EXERCISE DESCRIPTION
Determine how many lines in the data below contain "JSON" and write only that number.

········

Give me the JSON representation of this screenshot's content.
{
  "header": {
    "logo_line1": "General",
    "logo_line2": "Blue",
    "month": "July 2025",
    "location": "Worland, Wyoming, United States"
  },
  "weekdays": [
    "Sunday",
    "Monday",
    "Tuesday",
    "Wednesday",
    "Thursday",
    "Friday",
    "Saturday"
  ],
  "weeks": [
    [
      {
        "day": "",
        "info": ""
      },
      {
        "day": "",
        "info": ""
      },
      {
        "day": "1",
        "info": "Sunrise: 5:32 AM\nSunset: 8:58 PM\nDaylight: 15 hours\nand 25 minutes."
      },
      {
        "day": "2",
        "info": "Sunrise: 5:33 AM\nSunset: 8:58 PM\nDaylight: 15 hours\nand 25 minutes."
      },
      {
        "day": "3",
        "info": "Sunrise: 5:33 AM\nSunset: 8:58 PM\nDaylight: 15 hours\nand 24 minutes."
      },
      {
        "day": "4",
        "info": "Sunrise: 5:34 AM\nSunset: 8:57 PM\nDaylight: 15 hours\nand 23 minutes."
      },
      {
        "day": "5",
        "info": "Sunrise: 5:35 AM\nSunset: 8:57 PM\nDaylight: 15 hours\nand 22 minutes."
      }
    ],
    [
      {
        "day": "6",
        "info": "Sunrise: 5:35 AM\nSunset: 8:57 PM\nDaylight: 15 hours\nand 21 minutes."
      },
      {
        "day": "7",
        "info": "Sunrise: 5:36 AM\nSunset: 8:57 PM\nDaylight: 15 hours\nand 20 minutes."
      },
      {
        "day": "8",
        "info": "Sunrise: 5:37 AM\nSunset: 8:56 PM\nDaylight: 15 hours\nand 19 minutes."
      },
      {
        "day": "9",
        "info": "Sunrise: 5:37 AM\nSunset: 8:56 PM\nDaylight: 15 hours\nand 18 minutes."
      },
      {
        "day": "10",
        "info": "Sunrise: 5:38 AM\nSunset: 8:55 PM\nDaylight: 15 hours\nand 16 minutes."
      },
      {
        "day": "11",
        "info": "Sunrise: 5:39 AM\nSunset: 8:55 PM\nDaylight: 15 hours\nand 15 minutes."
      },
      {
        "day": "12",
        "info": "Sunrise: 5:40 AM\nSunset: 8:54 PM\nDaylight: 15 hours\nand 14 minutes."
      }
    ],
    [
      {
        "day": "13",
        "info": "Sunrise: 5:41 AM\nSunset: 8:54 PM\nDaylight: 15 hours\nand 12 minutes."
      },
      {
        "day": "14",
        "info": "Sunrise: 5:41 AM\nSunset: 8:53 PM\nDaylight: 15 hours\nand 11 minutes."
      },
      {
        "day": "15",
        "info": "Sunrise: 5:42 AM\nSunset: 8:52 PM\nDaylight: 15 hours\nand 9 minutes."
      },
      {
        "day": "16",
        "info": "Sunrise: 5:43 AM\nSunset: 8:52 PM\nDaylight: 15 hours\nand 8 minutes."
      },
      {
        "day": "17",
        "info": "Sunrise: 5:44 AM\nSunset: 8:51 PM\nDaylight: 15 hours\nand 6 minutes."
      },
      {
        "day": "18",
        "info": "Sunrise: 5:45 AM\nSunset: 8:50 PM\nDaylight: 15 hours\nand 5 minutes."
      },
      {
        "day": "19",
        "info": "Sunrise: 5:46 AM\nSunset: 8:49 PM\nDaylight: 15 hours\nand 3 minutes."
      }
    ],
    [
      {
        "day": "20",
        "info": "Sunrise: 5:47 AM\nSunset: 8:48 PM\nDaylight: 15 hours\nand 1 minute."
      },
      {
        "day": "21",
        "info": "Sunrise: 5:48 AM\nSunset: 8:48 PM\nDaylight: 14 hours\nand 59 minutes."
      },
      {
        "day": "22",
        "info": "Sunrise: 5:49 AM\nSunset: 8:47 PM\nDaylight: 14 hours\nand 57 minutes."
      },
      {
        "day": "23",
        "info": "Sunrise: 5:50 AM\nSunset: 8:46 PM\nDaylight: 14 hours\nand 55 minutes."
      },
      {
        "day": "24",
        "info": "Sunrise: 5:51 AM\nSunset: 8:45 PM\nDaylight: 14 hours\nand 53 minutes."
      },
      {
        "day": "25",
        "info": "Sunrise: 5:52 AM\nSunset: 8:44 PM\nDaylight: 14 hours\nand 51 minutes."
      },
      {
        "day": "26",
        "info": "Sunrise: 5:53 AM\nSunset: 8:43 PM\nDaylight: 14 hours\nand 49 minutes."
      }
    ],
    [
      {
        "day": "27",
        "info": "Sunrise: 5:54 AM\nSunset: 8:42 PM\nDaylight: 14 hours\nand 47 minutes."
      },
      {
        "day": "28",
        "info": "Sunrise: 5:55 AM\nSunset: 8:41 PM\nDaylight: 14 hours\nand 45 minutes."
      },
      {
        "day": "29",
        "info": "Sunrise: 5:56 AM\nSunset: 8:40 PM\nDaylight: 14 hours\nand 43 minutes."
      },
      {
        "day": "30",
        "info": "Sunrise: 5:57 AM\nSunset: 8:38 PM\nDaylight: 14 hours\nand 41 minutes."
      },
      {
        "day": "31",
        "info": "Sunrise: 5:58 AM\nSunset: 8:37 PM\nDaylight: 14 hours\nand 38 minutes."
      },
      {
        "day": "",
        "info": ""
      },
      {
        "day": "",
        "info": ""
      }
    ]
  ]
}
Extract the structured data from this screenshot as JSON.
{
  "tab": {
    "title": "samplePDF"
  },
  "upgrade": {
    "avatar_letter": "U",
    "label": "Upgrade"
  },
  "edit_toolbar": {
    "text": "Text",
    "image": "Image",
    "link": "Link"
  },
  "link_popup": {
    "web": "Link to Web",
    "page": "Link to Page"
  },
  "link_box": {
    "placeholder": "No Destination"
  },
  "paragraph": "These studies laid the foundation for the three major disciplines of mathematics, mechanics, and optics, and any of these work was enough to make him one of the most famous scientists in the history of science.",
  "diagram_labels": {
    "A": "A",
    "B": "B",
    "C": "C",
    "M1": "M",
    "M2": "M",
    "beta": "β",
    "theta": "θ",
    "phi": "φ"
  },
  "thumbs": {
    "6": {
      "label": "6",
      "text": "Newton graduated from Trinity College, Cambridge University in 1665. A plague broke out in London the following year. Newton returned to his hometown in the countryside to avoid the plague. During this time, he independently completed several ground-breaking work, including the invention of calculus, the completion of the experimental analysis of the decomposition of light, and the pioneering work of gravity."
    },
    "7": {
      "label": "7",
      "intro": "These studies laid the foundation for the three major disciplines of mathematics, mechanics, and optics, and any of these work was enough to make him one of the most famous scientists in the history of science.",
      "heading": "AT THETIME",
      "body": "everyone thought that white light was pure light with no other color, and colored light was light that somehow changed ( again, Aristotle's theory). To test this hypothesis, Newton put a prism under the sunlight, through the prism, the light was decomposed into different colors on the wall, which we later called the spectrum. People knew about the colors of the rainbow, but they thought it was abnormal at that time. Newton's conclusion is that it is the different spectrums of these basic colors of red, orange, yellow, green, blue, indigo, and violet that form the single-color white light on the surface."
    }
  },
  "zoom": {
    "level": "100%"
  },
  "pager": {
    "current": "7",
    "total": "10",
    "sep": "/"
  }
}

········

FULL OUTPUT
2